## Records from a collection:
↓
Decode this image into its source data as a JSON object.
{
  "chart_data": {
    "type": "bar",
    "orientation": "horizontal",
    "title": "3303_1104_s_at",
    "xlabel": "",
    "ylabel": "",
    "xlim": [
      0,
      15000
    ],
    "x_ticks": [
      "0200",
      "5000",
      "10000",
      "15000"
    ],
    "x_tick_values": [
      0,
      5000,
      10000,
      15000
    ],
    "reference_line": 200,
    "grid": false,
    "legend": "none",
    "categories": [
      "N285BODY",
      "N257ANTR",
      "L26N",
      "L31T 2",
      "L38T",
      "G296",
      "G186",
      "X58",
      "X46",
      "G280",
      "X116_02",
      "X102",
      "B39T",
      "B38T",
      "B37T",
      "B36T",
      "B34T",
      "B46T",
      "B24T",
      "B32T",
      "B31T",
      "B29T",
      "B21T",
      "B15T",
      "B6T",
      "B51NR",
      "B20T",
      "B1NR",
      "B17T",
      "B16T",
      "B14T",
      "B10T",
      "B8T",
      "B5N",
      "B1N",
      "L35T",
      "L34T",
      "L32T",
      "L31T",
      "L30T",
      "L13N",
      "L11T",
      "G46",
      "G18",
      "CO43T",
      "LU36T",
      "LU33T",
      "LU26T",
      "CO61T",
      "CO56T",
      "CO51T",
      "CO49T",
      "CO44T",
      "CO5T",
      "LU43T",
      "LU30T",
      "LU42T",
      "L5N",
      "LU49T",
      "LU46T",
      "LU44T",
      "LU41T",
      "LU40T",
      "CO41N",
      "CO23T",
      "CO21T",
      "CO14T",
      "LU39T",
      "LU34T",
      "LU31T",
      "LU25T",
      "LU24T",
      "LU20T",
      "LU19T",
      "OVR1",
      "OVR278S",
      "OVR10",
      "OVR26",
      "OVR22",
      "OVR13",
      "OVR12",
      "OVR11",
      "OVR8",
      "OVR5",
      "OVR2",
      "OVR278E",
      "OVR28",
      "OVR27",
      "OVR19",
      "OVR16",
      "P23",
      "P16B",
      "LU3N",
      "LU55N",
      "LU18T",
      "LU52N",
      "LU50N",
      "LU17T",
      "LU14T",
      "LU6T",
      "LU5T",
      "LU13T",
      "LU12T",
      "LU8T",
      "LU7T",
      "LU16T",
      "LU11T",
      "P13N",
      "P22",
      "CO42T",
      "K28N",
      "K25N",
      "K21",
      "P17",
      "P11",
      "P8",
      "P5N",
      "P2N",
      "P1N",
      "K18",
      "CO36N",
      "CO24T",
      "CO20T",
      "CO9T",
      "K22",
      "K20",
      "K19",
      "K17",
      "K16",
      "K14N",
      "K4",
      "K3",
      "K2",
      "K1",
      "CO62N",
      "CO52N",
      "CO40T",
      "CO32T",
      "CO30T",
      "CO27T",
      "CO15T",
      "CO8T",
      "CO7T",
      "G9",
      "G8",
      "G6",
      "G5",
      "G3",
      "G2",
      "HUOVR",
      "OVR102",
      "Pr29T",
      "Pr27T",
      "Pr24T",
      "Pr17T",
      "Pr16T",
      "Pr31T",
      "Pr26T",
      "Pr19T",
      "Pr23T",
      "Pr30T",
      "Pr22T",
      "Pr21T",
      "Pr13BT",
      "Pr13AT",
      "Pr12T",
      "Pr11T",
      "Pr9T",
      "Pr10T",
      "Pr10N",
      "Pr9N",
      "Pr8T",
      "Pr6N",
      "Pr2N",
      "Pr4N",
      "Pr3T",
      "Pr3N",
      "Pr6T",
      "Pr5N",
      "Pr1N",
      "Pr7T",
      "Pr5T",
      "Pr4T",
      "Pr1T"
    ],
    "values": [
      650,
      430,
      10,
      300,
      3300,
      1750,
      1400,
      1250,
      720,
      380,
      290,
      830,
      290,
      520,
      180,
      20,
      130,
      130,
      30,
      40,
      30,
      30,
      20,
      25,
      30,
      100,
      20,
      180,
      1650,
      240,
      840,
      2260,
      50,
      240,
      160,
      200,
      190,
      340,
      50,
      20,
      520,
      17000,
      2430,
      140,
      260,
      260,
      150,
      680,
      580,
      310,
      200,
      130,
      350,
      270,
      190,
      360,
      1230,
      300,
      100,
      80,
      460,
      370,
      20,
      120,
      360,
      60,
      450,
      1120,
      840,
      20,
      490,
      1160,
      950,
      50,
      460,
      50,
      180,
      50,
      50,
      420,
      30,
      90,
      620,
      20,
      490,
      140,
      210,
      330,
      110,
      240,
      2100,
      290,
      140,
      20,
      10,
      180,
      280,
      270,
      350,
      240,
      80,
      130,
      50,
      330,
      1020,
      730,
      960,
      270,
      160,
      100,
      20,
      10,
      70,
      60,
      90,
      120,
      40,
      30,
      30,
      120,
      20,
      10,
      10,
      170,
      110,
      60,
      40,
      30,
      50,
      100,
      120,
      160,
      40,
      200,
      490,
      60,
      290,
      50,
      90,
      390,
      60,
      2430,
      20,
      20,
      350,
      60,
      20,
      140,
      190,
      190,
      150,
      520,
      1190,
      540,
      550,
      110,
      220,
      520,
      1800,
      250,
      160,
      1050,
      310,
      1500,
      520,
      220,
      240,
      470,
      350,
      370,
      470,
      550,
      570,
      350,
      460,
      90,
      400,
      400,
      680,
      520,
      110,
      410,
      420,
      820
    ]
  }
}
↑
## TASK TO COMPLETE:
Each record must be repeated exactly as it is.

## RESULT:
Decode this image into its source data as a JSON object.
{
  "chart_data": {
    "type": "bar",
    "orientation": "horizontal",
    "title": "3303_1104_s_at",
    "xlabel": "",
    "ylabel": "",
    "xlim": [
      0,
      15000
    ],
    "x_ticks": [
      "0200",
      "5000",
      "10000",
      "15000"
    ],
    "x_tick_values": [
      0,
      5000,
      10000,
      15000
    ],
    "reference_line": 200,
    "grid": false,
    "legend": "none",
    "categories": [
      "N285BODY",
      "N257ANTR",
      "L26N",
      "L31T 2",
      "L38T",
      "G296",
      "G186",
      "X58",
      "X46",
      "G280",
      "X116_02",
      "X102",
      "B39T",
      "B38T",
      "B37T",
      "B36T",
      "B34T",
      "B46T",
      "B24T",
      "B32T",
      "B31T",
      "B29T",
      "B21T",
      "B15T",
      "B6T",
      "B51NR",
      "B20T",
      "B1NR",
      "B17T",
      "B16T",
      "B14T",
      "B10T",
      "B8T",
      "B5N",
      "B1N",
      "L35T",
      "L34T",
      "L32T",
      "L31T",
      "L30T",
      "L13N",
      "L11T",
      "G46",
      "G18",
      "CO43T",
      "LU36T",
      "LU33T",
      "LU26T",
      "CO61T",
      "CO56T",
      "CO51T",
      "CO49T",
      "CO44T",
      "CO5T",
      "LU43T",
      "LU30T",
      "LU42T",
      "L5N",
      "LU49T",
      "LU46T",
      "LU44T",
      "LU41T",
      "LU40T",
      "CO41N",
      "CO23T",
      "CO21T",
      "CO14T",
      "LU39T",
      "LU34T",
      "LU31T",
      "LU25T",
      "LU24T",
      "LU20T",
      "LU19T",
      "OVR1",
      "OVR278S",
      "OVR10",
      "OVR26",
      "OVR22",
      "OVR13",
      "OVR12",
      "OVR11",
      "OVR8",
      "OVR5",
      "OVR2",
      "OVR278E",
      "OVR28",
      "OVR27",
      "OVR19",
      "OVR16",
      "P23",
      "P16B",
      "LU3N",
      "LU55N",
      "LU18T",
      "LU52N",
      "LU50N",
      "LU17T",
      "LU14T",
      "LU6T",
      "LU5T",
      "LU13T",
      "LU12T",
      "LU8T",
      "LU7T",
      "LU16T",
      "LU11T",
      "P13N",
      "P22",
      "CO42T",
      "K28N",
      "K25N",
      "K21",
      "P17",
      "P11",
      "P8",
      "P5N",
      "P2N",
      "P1N",
      "K18",
      "CO36N",
      "CO24T",
      "CO20T",
      "CO9T",
      "K22",
      "K20",
      "K19",
      "K17",
      "K16",
      "K14N",
      "K4",
      "K3",
      "K2",
      "K1",
      "CO62N",
      "CO52N",
      "CO40T",
      "CO32T",
      "CO30T",
      "CO27T",
      "CO15T",
      "CO8T",
      "CO7T",
      "G9",
      "G8",
      "G6",
      "G5",
      "G3",
      "G2",
      "HUOVR",
      "OVR102",
      "Pr29T",
      "Pr27T",
      "Pr24T",
      "Pr17T",
      "Pr16T",
      "Pr31T",
      "Pr26T",
      "Pr19T",
      "Pr23T",
      "Pr30T",
      "Pr22T",
      "Pr21T",
      "Pr13BT",
      "Pr13AT",
      "Pr12T",
      "Pr11T",
      "Pr9T",
      "Pr10T",
      "Pr10N",
      "Pr9N",
      "Pr8T",
      "Pr6N",
      "Pr2N",
      "Pr4N",
      "Pr3T",
      "Pr3N",
      "Pr6T",
      "Pr5N",
      "Pr1N",
      "Pr7T",
      "Pr5T",
      "Pr4T",
      "Pr1T"
    ],
    "values": [
      650,
      430,
      10,
      300,
      3300,
      1750,
      1400,
      1250,
      720,
      380,
      290,
      830,
      290,
      520,
      180,
      20,
      130,
      130,
      30,
      40,
      30,
      30,
      20,
      25,
      30,
      100,
      20,
      180,
      1650,
      240,
      840,
      2260,
      50,
      240,
      160,
      200,
      190,
      340,
      50,
      20,
      520,
      17000,
      2430,
      140,
      260,
      260,
      150,
      680,
      580,
      310,
      200,
      130,
      350,
      270,
      190,
      360,
      1230,
      300,
      100,
      80,
      460,
      370,
      20,
      120,
      360,
      60,
      450,
      1120,
      840,
      20,
      490,
      1160,
      950,
      50,
      460,
      50,
      180,
      50,
      50,
      420,
      30,
      90,
      620,
      20,
      490,
      140,
      210,
      330,
      110,
      240,
      2100,
      290,
      140,
      20,
      10,
      180,
      280,
      270,
      350,
      240,
      80,
      130,
      50,
      330,
      1020,
      730,
      960,
      270,
      160,
      100,
      20,
      10,
      70,
      60,
      90,
      120,
      40,
      30,
      30,
      120,
      20,
      10,
      10,
      170,
      110,
      60,
      40,
      30,
      50,
      100,
      120,
      160,
      40,
      200,
      490,
      60,
      290,
      50,
      90,
      390,
      60,
      2430,
      20,
      20,
      350,
      60,
      20,
      140,
      190,
      190,
      150,
      520,
      1190,
      540,
      550,
      110,
      220,
      520,
      1800,
      250,
      160,
      1050,
      310,
      1500,
      520,
      220,
      240,
      470,
      350,
      370,
      470,
      550,
      570,
      350,
      460,
      90,
      400,
      400,
      680,
      520,
      110,
      410,
      420,
      820
    ]
  }
}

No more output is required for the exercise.